> [PROBLEM STATEMENT]:
All of the material below is to be returned exactly.

> [DATA PROVIDED]:
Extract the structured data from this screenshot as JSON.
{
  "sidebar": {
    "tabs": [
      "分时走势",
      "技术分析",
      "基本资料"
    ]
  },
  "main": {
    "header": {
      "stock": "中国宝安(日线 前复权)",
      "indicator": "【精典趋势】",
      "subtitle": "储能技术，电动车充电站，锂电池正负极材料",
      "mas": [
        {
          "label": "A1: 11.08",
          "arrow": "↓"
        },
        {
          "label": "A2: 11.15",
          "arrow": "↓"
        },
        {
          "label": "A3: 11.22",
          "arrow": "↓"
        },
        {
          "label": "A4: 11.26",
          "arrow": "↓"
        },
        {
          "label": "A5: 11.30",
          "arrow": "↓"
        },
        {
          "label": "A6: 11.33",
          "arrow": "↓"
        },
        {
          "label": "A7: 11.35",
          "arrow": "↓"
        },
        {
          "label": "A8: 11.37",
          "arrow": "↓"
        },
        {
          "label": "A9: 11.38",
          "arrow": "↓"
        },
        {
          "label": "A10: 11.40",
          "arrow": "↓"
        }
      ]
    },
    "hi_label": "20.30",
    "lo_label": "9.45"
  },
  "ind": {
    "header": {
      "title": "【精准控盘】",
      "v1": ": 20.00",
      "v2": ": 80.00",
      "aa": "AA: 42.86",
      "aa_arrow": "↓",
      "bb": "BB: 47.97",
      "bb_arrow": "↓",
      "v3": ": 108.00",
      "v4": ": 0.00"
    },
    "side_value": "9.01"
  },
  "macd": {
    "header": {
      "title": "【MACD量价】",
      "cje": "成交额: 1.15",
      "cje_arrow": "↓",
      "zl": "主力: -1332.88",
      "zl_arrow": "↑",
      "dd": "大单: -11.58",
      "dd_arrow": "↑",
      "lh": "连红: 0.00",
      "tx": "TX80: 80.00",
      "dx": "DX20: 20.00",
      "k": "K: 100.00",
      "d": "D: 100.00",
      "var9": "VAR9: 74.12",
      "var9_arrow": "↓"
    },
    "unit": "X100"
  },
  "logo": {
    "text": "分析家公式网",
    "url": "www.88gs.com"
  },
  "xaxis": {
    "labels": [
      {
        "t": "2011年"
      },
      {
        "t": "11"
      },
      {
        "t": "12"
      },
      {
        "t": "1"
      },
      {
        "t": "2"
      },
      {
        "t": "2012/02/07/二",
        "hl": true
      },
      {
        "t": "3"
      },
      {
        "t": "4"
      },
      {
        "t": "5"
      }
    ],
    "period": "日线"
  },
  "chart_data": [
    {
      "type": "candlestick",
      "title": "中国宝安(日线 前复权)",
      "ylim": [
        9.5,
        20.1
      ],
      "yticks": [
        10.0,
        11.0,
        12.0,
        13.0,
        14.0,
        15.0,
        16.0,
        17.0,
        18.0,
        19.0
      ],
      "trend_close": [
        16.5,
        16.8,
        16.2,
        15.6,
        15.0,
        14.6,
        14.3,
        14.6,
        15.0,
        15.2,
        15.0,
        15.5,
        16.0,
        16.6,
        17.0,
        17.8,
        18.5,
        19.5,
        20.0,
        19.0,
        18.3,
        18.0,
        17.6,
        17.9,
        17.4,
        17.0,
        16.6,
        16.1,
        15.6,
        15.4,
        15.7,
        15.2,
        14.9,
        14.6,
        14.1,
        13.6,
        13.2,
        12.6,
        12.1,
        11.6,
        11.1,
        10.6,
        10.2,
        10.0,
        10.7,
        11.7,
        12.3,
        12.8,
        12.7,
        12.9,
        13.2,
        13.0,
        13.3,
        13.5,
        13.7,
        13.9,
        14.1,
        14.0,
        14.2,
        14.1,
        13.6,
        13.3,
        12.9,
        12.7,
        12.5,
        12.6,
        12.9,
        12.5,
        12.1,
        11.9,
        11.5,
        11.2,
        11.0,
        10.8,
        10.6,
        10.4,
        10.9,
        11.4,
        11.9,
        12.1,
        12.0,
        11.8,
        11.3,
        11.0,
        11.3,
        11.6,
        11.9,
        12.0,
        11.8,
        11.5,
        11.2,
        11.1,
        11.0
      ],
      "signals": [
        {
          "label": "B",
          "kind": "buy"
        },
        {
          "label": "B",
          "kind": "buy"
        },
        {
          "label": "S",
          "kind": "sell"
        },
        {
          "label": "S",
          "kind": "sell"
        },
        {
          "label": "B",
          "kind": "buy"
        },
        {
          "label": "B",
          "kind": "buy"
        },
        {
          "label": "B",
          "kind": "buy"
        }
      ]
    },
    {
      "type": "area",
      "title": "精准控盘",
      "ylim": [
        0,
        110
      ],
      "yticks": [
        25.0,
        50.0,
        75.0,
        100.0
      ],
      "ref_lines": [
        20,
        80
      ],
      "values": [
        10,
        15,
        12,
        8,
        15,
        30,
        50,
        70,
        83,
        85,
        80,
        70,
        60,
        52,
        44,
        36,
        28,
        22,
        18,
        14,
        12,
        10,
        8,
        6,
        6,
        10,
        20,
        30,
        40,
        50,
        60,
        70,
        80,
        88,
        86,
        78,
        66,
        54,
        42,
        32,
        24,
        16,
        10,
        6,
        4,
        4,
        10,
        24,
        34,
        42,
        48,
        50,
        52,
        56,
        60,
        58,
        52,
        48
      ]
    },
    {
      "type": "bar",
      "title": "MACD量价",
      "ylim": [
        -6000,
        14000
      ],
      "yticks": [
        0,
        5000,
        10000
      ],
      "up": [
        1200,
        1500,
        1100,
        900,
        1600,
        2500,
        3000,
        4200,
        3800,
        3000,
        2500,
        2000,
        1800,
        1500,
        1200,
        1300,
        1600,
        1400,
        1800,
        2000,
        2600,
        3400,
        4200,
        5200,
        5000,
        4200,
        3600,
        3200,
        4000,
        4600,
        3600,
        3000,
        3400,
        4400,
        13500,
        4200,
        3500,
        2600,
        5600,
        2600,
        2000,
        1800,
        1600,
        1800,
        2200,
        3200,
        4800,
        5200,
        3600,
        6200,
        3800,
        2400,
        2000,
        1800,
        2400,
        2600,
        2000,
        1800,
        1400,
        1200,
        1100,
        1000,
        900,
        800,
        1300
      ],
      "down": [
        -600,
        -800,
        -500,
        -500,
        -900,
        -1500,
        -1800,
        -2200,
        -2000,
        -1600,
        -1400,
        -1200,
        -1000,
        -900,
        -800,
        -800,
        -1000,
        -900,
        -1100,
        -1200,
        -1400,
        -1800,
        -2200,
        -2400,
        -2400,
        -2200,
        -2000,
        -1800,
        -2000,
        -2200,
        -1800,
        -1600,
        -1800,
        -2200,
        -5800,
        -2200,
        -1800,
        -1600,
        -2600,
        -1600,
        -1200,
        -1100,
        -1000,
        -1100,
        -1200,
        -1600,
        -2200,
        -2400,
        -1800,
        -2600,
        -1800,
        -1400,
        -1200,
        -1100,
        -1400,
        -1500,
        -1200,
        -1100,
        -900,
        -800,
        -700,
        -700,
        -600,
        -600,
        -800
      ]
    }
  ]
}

> [TASK RESPONSE]:
Extract the structured data from this screenshot as JSON.
{
  "sidebar": {
    "tabs": [
      "分时走势",
      "技术分析",
      "基本资料"
    ]
  },
  "main": {
    "header": {
      "stock": "中国宝安(日线 前复权)",
      "indicator": "【精典趋势】",
      "subtitle": "储能技术，电动车充电站，锂电池正负极材料",
      "mas": [
        {
          "label": "A1: 11.08",
          "arrow": "↓"
        },
        {
          "label": "A2: 11.15",
          "arrow": "↓"
        },
        {
          "label": "A3: 11.22",
          "arrow": "↓"
        },
        {
          "label": "A4: 11.26",
          "arrow": "↓"
        },
        {
          "label": "A5: 11.30",
          "arrow": "↓"
        },
        {
          "label": "A6: 11.33",
          "arrow": "↓"
        },
        {
          "label": "A7: 11.35",
          "arrow": "↓"
        },
        {
          "label": "A8: 11.37",
          "arrow": "↓"
        },
        {
          "label": "A9: 11.38",
          "arrow": "↓"
        },
        {
          "label": "A10: 11.40",
          "arrow": "↓"
        }
      ]
    },
    "hi_label": "20.30",
    "lo_label": "9.45"
  },
  "ind": {
    "header": {
      "title": "【精准控盘】",
      "v1": ": 20.00",
      "v2": ": 80.00",
      "aa": "AA: 42.86",
      "aa_arrow": "↓",
      "bb": "BB: 47.97",
      "bb_arrow": "↓",
      "v3": ": 108.00",
      "v4": ": 0.00"
    },
    "side_value": "9.01"
  },
  "macd": {
    "header": {
      "title": "【MACD量价】",
      "cje": "成交额: 1.15",
      "cje_arrow": "↓",
      "zl": "主力: -1332.88",
      "zl_arrow": "↑",
      "dd": "大单: -11.58",
      "dd_arrow": "↑",
      "lh": "连红: 0.00",
      "tx": "TX80: 80.00",
      "dx": "DX20: 20.00",
      "k": "K: 100.00",
      "d": "D: 100.00",
      "var9": "VAR9: 74.12",
      "var9_arrow": "↓"
    },
    "unit": "X100"
  },
  "logo": {
    "text": "分析家公式网",
    "url": "www.88gs.com"
  },
  "xaxis": {
    "labels": [
      {
        "t": "2011年"
      },
      {
        "t": "11"
      },
      {
        "t": "12"
      },
      {
        "t": "1"
      },
      {
        "t": "2"
      },
      {
        "t": "2012/02/07/二",
        "hl": true
      },
      {
        "t": "3"
      },
      {
        "t": "4"
      },
      {
        "t": "5"
      }
    ],
    "period": "日线"
  },
  "chart_data": [
    {
      "type": "candlestick",
      "title": "中国宝安(日线 前复权)",
      "ylim": [
        9.5,
        20.1
      ],
      "yticks": [
        10.0,
        11.0,
        12.0,
        13.0,
        14.0,
        15.0,
        16.0,
        17.0,
        18.0,
        19.0
      ],
      "trend_close": [
        16.5,
        16.8,
        16.2,
        15.6,
        15.0,
        14.6,
        14.3,
        14.6,
        15.0,
        15.2,
        15.0,
        15.5,
        16.0,
        16.6,
        17.0,
        17.8,
        18.5,
        19.5,
        20.0,
        19.0,
        18.3,
        18.0,
        17.6,
        17.9,
        17.4,
        17.0,
        16.6,
        16.1,
        15.6,
        15.4,
        15.7,
        15.2,
        14.9,
        14.6,
        14.1,
        13.6,
        13.2,
        12.6,
        12.1,
        11.6,
        11.1,
        10.6,
        10.2,
        10.0,
        10.7,
        11.7,
        12.3,
        12.8,
        12.7,
        12.9,
        13.2,
        13.0,
        13.3,
        13.5,
        13.7,
        13.9,
        14.1,
        14.0,
        14.2,
        14.1,
        13.6,
        13.3,
        12.9,
        12.7,
        12.5,
        12.6,
        12.9,
        12.5,
        12.1,
        11.9,
        11.5,
        11.2,
        11.0,
        10.8,
        10.6,
        10.4,
        10.9,
        11.4,
        11.9,
        12.1,
        12.0,
        11.8,
        11.3,
        11.0,
        11.3,
        11.6,
        11.9,
        12.0,
        11.8,
        11.5,
        11.2,
        11.1,
        11.0
      ],
      "signals": [
        {
          "label": "B",
          "kind": "buy"
        },
        {
          "label": "B",
          "kind": "buy"
        },
        {
          "label": "S",
          "kind": "sell"
        },
        {
          "label": "S",
          "kind": "sell"
        },
        {
          "label": "B",
          "kind": "buy"
        },
        {
          "label": "B",
          "kind": "buy"
        },
        {
          "label": "B",
          "kind": "buy"
        }
      ]
    },
    {
      "type": "area",
      "title": "精准控盘",
      "ylim": [
        0,
        110
      ],
      "yticks": [
        25.0,
        50.0,
        75.0,
        100.0
      ],
      "ref_lines": [
        20,
        80
      ],
      "values": [
        10,
        15,
        12,
        8,
        15,
        30,
        50,
        70,
        83,
        85,
        80,
        70,
        60,
        52,
        44,
        36,
        28,
        22,
        18,
        14,
        12,
        10,
        8,
        6,
        6,
        10,
        20,
        30,
        40,
        50,
        60,
        70,
        80,
        88,
        86,
        78,
        66,
        54,
        42,
        32,
        24,
        16,
        10,
        6,
        4,
        4,
        10,
        24,
        34,
        42,
        48,
        50,
        52,
        56,
        60,
        58,
        52,
        48
      ]
    },
    {
      "type": "bar",
      "title": "MACD量价",
      "ylim": [
        -6000,
        14000
      ],
      "yticks": [
        0,
        5000,
        10000
      ],
      "up": [
        1200,
        1500,
        1100,
        900,
        1600,
        2500,
        3000,
        4200,
        3800,
        3000,
        2500,
        2000,
        1800,
        1500,
        1200,
        1300,
        1600,
        1400,
        1800,
        2000,
        2600,
        3400,
        4200,
        5200,
        5000,
        4200,
        3600,
        3200,
        4000,
        4600,
        3600,
        3000,
        3400,
        4400,
        13500,
        4200,
        3500,
        2600,
        5600,
        2600,
        2000,
        1800,
        1600,
        1800,
        2200,
        3200,
        4800,
        5200,
        3600,
        6200,
        3800,
        2400,
        2000,
        1800,
        2400,
        2600,
        2000,
        1800,
        1400,
        1200,
        1100,
        1000,
        900,
        800,
        1300
      ],
      "down": [
        -600,
        -800,
        -500,
        -500,
        -900,
        -1500,
        -1800,
        -2200,
        -2000,
        -1600,
        -1400,
        -1200,
        -1000,
        -900,
        -800,
        -800,
        -1000,
        -900,
        -1100,
        -1200,
        -1400,
        -1800,
        -2200,
        -2400,
        -2400,
        -2200,
        -2000,
        -1800,
        -2000,
        -2200,
        -1800,
        -1600,
        -1800,
        -2200,
        -5800,
        -2200,
        -1800,
        -1600,
        -2600,
        -1600,
        -1200,
        -1100,
        -1000,
        -1100,
        -1200,
        -1600,
        -2200,
        -2400,
        -1800,
        -2600,
        -1800,
        -1400,
        -1200,
        -1100,
        -1400,
        -1500,
        -1200,
        -1100,
        -900,
        -800,
        -700,
        -700,
        -600,
        -600,
        -800
      ]
    }
  ]
}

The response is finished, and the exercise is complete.